**Problem to solve**
Will you extract the entries word for word? Images should not appear in the copy.

**Entries shown**
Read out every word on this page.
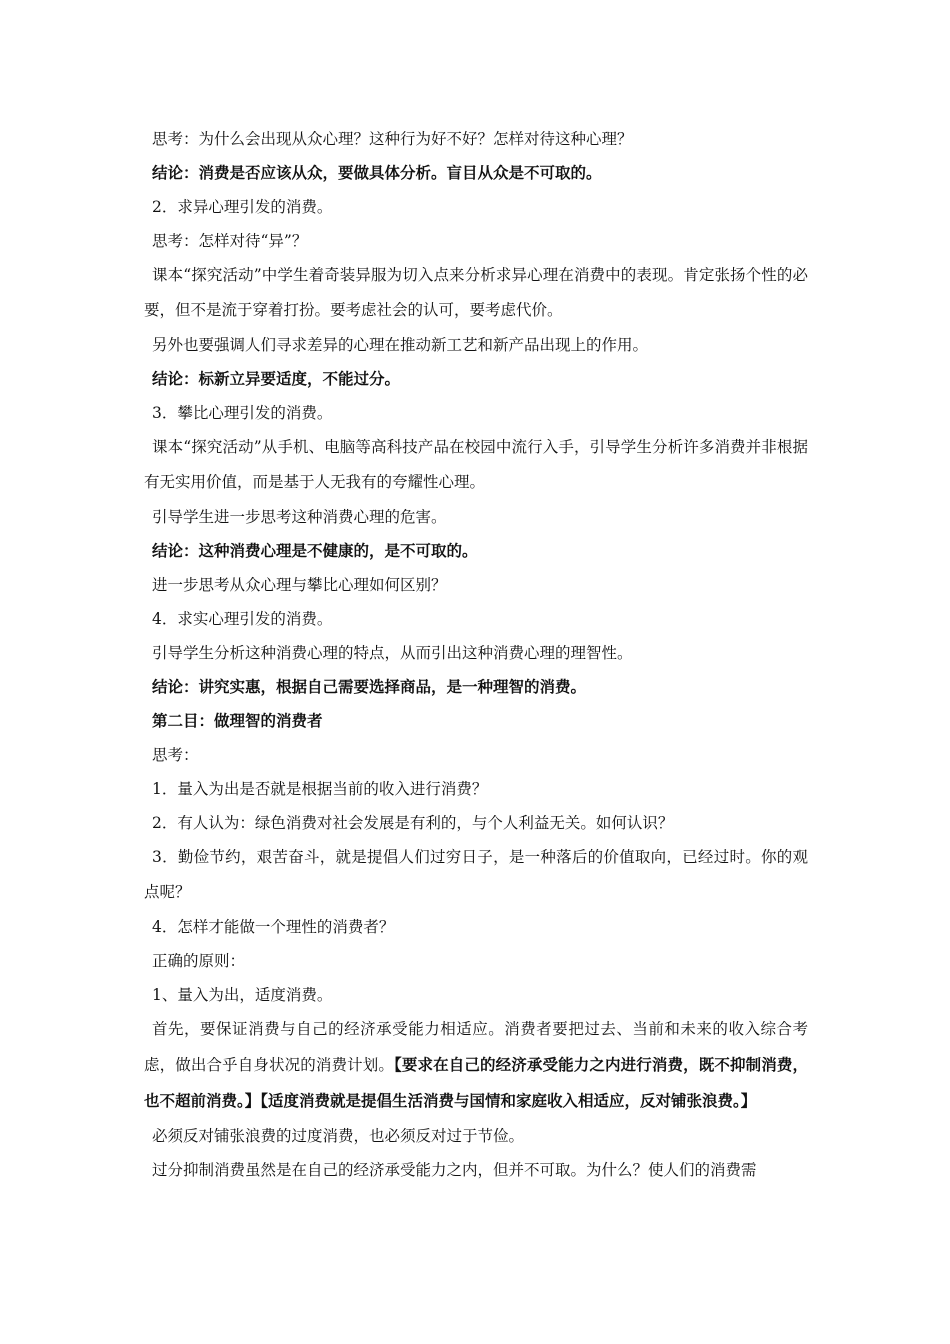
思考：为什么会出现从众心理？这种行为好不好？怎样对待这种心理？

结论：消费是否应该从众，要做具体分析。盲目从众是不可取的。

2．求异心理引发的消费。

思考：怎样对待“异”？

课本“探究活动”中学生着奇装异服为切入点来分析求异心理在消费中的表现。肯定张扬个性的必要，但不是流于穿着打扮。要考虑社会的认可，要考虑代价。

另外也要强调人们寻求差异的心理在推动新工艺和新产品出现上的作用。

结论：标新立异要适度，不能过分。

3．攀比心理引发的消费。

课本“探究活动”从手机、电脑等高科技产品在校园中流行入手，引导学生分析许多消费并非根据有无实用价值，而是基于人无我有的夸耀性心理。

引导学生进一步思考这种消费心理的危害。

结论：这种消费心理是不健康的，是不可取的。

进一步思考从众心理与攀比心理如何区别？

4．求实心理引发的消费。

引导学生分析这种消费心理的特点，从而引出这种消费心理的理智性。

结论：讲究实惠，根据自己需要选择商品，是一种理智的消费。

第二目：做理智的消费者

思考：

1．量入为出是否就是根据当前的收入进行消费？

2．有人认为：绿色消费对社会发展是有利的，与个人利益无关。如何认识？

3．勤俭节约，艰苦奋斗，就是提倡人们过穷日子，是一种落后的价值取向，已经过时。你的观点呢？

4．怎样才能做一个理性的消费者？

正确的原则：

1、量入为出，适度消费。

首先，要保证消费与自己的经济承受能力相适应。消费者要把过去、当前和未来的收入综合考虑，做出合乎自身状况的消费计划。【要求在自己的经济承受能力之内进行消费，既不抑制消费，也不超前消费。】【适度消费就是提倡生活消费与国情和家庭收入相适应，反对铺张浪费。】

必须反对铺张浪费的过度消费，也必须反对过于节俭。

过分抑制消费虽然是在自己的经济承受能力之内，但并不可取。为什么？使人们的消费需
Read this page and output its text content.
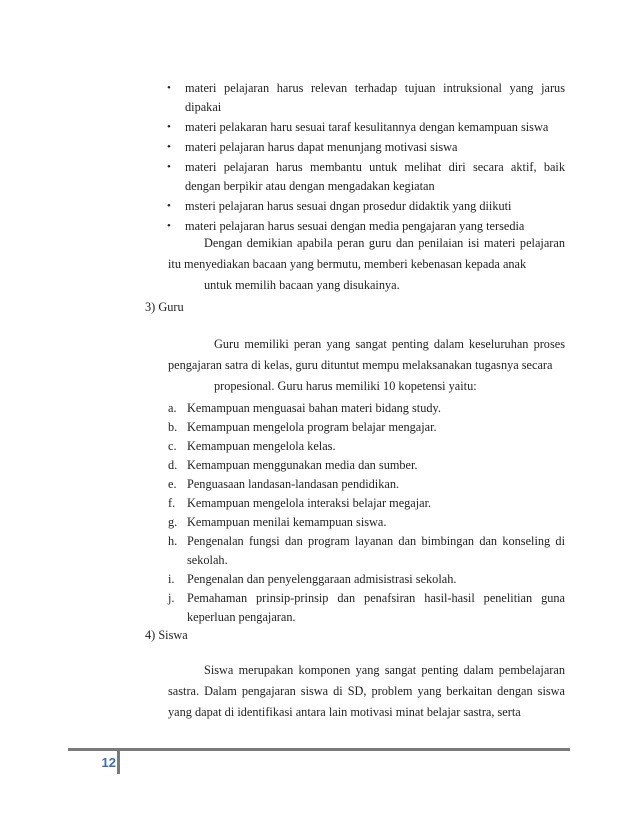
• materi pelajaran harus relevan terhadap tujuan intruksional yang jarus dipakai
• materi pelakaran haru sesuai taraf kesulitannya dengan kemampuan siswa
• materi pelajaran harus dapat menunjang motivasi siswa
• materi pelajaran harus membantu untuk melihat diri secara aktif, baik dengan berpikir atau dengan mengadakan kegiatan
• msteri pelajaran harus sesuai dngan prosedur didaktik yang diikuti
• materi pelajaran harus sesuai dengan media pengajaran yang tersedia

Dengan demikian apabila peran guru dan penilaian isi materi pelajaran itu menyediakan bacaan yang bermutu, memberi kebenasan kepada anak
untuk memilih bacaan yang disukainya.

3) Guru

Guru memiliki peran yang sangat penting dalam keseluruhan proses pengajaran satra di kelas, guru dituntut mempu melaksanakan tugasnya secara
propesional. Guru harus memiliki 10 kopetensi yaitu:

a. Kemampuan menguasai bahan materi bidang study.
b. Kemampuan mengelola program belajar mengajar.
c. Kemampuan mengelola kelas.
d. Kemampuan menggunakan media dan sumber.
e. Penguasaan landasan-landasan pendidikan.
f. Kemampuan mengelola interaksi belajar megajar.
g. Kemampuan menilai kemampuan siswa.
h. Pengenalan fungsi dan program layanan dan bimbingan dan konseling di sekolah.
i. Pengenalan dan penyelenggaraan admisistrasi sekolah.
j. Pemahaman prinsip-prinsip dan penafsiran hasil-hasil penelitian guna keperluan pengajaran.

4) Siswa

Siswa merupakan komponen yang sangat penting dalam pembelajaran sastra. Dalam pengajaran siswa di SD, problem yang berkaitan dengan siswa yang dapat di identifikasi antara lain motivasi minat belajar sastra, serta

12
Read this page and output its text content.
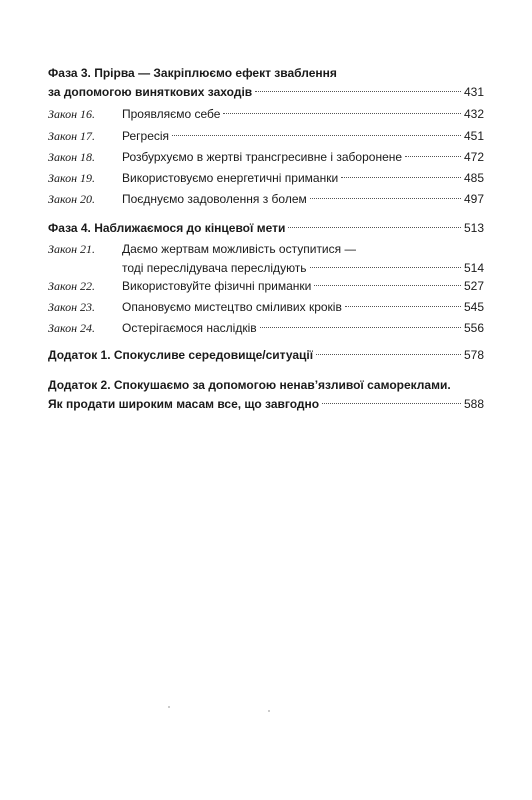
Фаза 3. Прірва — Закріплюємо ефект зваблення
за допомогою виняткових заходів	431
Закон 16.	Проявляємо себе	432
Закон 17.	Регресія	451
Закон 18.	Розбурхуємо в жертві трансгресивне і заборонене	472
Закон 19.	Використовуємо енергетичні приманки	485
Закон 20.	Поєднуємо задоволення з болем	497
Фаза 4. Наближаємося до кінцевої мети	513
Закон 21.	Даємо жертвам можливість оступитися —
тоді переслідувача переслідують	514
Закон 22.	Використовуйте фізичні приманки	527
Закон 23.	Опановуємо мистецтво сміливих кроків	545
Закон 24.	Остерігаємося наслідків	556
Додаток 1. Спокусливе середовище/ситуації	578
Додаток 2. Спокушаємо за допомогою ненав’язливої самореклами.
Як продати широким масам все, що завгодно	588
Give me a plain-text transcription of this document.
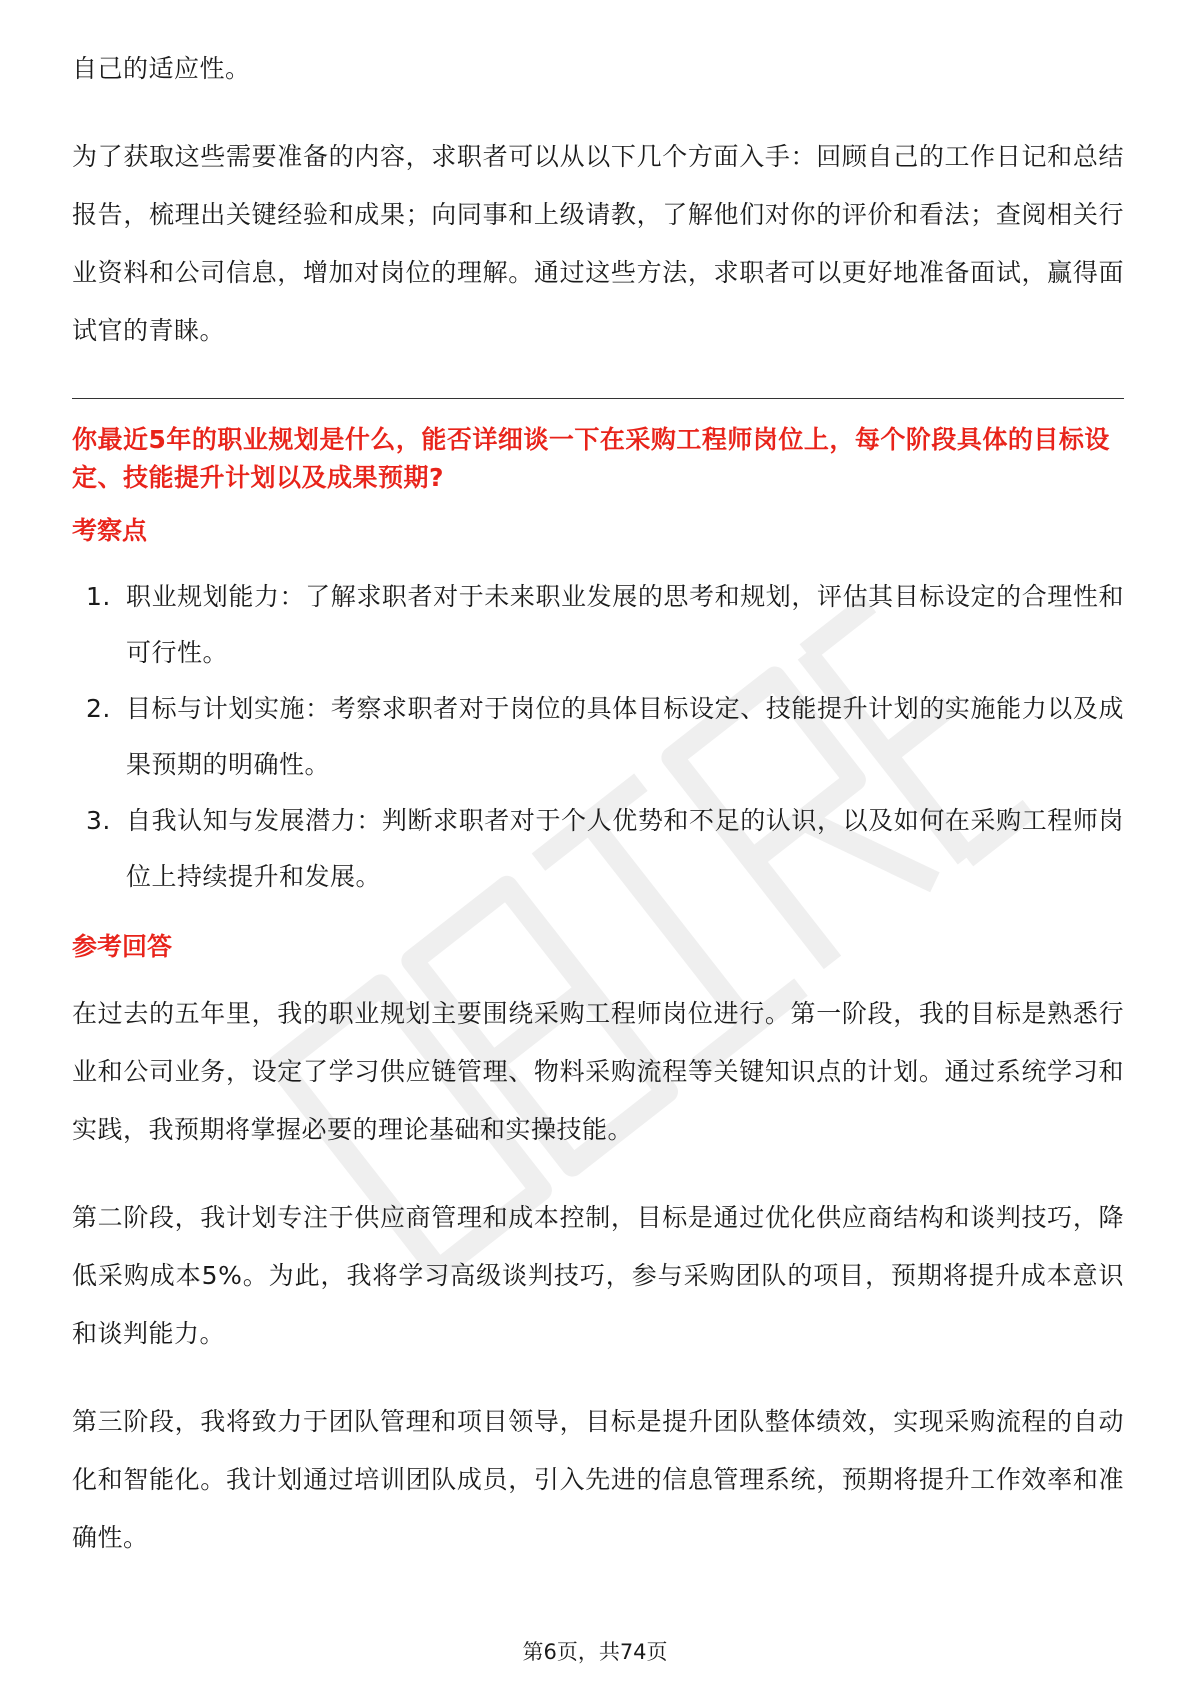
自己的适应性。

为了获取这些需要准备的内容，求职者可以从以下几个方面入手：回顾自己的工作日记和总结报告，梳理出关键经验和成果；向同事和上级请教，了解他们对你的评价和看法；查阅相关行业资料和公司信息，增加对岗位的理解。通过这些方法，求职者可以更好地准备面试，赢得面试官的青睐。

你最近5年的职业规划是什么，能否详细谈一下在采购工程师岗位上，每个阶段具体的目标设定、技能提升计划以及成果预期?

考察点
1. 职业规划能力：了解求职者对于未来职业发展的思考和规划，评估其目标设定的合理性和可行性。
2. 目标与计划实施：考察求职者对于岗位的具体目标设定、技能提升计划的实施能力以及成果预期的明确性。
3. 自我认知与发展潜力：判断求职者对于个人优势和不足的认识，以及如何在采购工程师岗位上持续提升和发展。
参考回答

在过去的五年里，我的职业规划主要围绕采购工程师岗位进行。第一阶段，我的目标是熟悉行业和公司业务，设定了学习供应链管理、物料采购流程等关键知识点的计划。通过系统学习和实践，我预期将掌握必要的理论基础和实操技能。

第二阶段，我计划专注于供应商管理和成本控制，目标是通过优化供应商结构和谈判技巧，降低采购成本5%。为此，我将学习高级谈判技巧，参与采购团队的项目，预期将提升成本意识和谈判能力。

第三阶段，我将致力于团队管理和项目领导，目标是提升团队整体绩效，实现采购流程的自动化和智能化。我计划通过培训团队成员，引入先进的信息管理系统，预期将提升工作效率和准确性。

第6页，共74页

**Task output**
Read out every word on this page.
思考：为什么会出现从众心理？这种行为好不好？怎样对待这种心理？

结论：消费是否应该从众，要做具体分析。盲目从众是不可取的。

2．求异心理引发的消费。

思考：怎样对待“异”？

课本“探究活动”中学生着奇装异服为切入点来分析求异心理在消费中的表现。肯定张扬个性的必要，但不是流于穿着打扮。要考虑社会的认可，要考虑代价。

另外也要强调人们寻求差异的心理在推动新工艺和新产品出现上的作用。

结论：标新立异要适度，不能过分。

3．攀比心理引发的消费。

课本“探究活动”从手机、电脑等高科技产品在校园中流行入手，引导学生分析许多消费并非根据有无实用价值，而是基于人无我有的夸耀性心理。

引导学生进一步思考这种消费心理的危害。

结论：这种消费心理是不健康的，是不可取的。

进一步思考从众心理与攀比心理如何区别？

4．求实心理引发的消费。

引导学生分析这种消费心理的特点，从而引出这种消费心理的理智性。

结论：讲究实惠，根据自己需要选择商品，是一种理智的消费。

第二目：做理智的消费者

思考：

1．量入为出是否就是根据当前的收入进行消费？

2．有人认为：绿色消费对社会发展是有利的，与个人利益无关。如何认识？

3．勤俭节约，艰苦奋斗，就是提倡人们过穷日子，是一种落后的价值取向，已经过时。你的观点呢？

4．怎样才能做一个理性的消费者？

正确的原则：

1、量入为出，适度消费。

首先，要保证消费与自己的经济承受能力相适应。消费者要把过去、当前和未来的收入综合考虑，做出合乎自身状况的消费计划。【要求在自己的经济承受能力之内进行消费，既不抑制消费，也不超前消费。】【适度消费就是提倡生活消费与国情和家庭收入相适应，反对铺张浪费。】

必须反对铺张浪费的过度消费，也必须反对过于节俭。

过分抑制消费虽然是在自己的经济承受能力之内，但并不可取。为什么？使人们的消费需
Read this page and output its text content.
• materi pelajaran harus relevan terhadap tujuan intruksional yang jarus dipakai
• materi pelakaran haru sesuai taraf kesulitannya dengan kemampuan siswa
• materi pelajaran harus dapat menunjang motivasi siswa
• materi pelajaran harus membantu untuk melihat diri secara aktif, baik dengan berpikir atau dengan mengadakan kegiatan
• msteri pelajaran harus sesuai dngan prosedur didaktik yang diikuti
• materi pelajaran harus sesuai dengan media pengajaran yang tersedia

Dengan demikian apabila peran guru dan penilaian isi materi pelajaran itu menyediakan bacaan yang bermutu, memberi kebenasan kepada anak
untuk memilih bacaan yang disukainya.

3) Guru

Guru memiliki peran yang sangat penting dalam keseluruhan proses pengajaran satra di kelas, guru dituntut mempu melaksanakan tugasnya secara
propesional. Guru harus memiliki 10 kopetensi yaitu:

a. Kemampuan menguasai bahan materi bidang study.
b. Kemampuan mengelola program belajar mengajar.
c. Kemampuan mengelola kelas.
d. Kemampuan menggunakan media dan sumber.
e. Penguasaan landasan-landasan pendidikan.
f. Kemampuan mengelola interaksi belajar megajar.
g. Kemampuan menilai kemampuan siswa.
h. Pengenalan fungsi dan program layanan dan bimbingan dan konseling di sekolah.
i. Pengenalan dan penyelenggaraan admisistrasi sekolah.
j. Pemahaman prinsip-prinsip dan penafsiran hasil-hasil penelitian guna keperluan pengajaran.

4) Siswa

Siswa merupakan komponen yang sangat penting dalam pembelajaran sastra. Dalam pengajaran siswa di SD, problem yang berkaitan dengan siswa yang dapat di identifikasi antara lain motivasi minat belajar sastra, serta

12
Read this page and output its text content.
Фаза 3. Прірва — Закріплюємо ефект зваблення
за допомогою виняткових заходів	431
Закон 16.	Проявляємо себе	432
Закон 17.	Регресія	451
Закон 18.	Розбурхуємо в жертві трансгресивне і заборонене	472
Закон 19.	Використовуємо енергетичні приманки	485
Закон 20.	Поєднуємо задоволення з болем	497
Фаза 4. Наближаємося до кінцевої мети	513
Закон 21.	Даємо жертвам можливість оступитися —
тоді переслідувача переслідують	514
Закон 22.	Використовуйте фізичні приманки	527
Закон 23.	Опановуємо мистецтво сміливих кроків	545
Закон 24.	Остерігаємося наслідків	556
Додаток 1. Спокусливе середовище/ситуації	578
Додаток 2. Спокушаємо за допомогою ненав’язливої самореклами.
Як продати широким масам все, що завгодно	588
Give me a plain-text transcription of this document.
自己的适应性。

为了获取这些需要准备的内容，求职者可以从以下几个方面入手：回顾自己的工作日记和总结报告，梳理出关键经验和成果；向同事和上级请教，了解他们对你的评价和看法；查阅相关行业资料和公司信息，增加对岗位的理解。通过这些方法，求职者可以更好地准备面试，赢得面试官的青睐。

你最近5年的职业规划是什么，能否详细谈一下在采购工程师岗位上，每个阶段具体的目标设定、技能提升计划以及成果预期?

考察点
1. 职业规划能力：了解求职者对于未来职业发展的思考和规划，评估其目标设定的合理性和可行性。
2. 目标与计划实施：考察求职者对于岗位的具体目标设定、技能提升计划的实施能力以及成果预期的明确性。
3. 自我认知与发展潜力：判断求职者对于个人优势和不足的认识，以及如何在采购工程师岗位上持续提升和发展。
参考回答

在过去的五年里，我的职业规划主要围绕采购工程师岗位进行。第一阶段，我的目标是熟悉行业和公司业务，设定了学习供应链管理、物料采购流程等关键知识点的计划。通过系统学习和实践，我预期将掌握必要的理论基础和实操技能。

第二阶段，我计划专注于供应商管理和成本控制，目标是通过优化供应商结构和谈判技巧，降低采购成本5%。为此，我将学习高级谈判技巧，参与采购团队的项目，预期将提升成本意识和谈判能力。

第三阶段，我将致力于团队管理和项目领导，目标是提升团队整体绩效，实现采购流程的自动化和智能化。我计划通过培训团队成员，引入先进的信息管理系统，预期将提升工作效率和准确性。

第6页，共74页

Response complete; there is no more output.